Across the entries below, work out how many lines contain "panel". Respond with the number and no other text.

* [Figure record listings]
++++++++
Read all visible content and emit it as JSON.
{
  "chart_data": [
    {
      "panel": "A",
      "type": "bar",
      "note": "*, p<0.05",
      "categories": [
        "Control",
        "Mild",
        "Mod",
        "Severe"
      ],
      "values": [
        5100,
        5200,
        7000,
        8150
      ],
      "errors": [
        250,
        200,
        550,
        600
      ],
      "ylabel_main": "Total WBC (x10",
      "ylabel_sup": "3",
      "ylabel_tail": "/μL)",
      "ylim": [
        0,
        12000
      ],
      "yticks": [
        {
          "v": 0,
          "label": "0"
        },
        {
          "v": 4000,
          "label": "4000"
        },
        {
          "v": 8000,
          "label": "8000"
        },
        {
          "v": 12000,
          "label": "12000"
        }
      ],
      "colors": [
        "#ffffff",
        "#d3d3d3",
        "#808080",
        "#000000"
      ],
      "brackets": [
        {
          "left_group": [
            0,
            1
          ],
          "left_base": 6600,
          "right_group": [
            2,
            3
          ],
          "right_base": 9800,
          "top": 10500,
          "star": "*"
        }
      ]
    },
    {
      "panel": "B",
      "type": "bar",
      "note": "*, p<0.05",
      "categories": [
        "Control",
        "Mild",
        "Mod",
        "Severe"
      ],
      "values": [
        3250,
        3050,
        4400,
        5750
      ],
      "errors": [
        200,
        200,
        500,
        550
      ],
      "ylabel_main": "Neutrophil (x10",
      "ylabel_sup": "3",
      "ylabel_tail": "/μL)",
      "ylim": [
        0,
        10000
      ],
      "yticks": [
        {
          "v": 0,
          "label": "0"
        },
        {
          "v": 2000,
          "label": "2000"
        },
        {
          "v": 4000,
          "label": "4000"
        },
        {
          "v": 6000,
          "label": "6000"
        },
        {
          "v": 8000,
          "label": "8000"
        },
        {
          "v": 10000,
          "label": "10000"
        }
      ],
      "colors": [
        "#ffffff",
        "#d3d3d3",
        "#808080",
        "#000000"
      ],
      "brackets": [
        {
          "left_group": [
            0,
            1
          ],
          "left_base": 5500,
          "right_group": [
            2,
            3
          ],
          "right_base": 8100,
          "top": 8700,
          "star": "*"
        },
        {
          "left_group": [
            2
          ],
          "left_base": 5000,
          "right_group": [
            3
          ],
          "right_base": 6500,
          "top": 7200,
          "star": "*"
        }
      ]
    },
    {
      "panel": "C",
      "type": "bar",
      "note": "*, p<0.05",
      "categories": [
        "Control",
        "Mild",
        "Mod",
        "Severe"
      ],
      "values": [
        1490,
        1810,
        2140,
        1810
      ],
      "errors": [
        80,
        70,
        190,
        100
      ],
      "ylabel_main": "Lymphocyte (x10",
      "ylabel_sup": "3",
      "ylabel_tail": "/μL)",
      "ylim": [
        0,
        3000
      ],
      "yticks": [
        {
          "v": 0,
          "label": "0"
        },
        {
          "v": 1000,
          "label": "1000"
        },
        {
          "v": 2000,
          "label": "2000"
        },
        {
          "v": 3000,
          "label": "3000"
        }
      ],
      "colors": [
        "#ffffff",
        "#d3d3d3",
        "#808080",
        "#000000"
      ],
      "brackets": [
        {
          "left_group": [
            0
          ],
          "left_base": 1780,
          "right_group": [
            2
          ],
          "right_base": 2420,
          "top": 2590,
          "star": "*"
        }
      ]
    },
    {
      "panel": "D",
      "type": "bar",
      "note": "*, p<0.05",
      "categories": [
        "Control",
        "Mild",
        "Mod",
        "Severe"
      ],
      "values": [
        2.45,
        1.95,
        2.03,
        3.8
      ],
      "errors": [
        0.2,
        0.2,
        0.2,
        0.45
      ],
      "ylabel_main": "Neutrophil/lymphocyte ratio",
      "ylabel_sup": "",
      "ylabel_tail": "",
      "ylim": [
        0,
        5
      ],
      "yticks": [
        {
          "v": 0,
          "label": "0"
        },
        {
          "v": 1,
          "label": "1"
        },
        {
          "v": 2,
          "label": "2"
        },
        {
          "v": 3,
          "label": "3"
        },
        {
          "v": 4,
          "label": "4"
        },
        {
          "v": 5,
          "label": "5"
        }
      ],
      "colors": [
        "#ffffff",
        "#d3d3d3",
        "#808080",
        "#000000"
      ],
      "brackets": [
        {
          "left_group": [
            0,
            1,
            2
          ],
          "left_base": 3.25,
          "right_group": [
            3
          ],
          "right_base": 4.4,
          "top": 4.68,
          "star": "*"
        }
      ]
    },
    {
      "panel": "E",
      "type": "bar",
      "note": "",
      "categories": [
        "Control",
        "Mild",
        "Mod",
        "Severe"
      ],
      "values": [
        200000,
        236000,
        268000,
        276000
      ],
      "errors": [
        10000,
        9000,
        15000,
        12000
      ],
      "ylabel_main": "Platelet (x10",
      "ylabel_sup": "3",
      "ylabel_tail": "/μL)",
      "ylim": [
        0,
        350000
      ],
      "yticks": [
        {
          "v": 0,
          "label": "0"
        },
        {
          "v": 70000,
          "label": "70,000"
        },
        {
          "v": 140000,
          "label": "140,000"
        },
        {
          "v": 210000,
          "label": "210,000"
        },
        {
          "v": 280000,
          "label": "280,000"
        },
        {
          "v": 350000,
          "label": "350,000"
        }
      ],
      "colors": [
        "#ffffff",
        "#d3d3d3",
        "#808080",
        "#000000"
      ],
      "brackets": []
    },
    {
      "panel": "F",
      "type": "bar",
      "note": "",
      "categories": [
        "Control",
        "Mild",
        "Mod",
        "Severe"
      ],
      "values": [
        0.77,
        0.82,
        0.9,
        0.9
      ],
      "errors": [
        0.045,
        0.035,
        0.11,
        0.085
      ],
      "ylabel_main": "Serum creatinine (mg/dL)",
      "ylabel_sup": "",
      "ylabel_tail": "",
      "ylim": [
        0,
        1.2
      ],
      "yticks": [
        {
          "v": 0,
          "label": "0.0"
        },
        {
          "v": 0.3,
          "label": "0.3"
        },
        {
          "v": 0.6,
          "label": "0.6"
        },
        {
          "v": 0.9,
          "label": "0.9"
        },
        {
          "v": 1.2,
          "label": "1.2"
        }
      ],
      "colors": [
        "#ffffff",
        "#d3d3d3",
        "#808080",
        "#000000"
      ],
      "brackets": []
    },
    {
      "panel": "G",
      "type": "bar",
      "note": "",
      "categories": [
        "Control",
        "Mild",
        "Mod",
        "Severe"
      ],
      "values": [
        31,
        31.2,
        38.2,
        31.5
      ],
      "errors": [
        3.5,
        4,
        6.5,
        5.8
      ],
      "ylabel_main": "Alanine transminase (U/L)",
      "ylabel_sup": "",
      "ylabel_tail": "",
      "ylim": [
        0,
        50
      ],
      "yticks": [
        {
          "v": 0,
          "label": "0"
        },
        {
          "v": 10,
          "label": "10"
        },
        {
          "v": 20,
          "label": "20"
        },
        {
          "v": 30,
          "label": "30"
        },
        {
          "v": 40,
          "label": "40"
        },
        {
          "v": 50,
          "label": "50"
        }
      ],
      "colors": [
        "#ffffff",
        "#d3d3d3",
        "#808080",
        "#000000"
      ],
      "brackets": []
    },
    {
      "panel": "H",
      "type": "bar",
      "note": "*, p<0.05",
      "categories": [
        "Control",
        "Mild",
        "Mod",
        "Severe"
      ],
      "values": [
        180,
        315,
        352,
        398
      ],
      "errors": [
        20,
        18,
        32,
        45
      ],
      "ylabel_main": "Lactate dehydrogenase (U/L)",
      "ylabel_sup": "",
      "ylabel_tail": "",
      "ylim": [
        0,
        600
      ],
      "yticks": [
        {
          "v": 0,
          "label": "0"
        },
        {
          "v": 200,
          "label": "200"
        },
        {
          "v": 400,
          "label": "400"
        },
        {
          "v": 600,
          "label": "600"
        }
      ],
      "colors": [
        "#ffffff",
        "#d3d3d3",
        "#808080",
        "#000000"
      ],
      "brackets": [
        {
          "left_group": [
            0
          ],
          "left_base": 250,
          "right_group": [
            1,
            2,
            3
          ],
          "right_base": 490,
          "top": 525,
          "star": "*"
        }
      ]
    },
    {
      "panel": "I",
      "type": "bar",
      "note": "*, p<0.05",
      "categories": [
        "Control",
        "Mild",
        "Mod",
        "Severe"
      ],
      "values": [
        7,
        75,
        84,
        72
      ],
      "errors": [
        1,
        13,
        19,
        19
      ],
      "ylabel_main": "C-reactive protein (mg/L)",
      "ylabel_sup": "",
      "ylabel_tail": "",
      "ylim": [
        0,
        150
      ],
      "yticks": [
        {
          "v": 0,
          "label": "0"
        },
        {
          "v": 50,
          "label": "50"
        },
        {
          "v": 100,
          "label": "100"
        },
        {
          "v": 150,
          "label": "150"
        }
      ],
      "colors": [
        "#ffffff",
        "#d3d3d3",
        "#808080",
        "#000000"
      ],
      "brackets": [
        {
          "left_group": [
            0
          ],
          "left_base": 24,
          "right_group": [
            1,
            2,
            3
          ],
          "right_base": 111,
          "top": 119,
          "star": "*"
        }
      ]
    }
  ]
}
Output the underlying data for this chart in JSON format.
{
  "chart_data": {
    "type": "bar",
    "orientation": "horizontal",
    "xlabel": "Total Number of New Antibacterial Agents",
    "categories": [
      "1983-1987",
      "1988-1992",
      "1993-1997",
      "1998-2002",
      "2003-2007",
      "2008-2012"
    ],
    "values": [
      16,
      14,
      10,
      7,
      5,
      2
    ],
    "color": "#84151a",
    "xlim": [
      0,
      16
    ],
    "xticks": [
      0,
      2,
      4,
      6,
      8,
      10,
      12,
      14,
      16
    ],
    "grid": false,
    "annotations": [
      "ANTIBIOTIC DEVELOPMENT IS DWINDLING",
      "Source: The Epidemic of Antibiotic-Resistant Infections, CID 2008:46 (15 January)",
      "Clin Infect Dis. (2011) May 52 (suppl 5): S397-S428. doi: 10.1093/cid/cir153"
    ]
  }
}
++++++++
* [Expected output]
9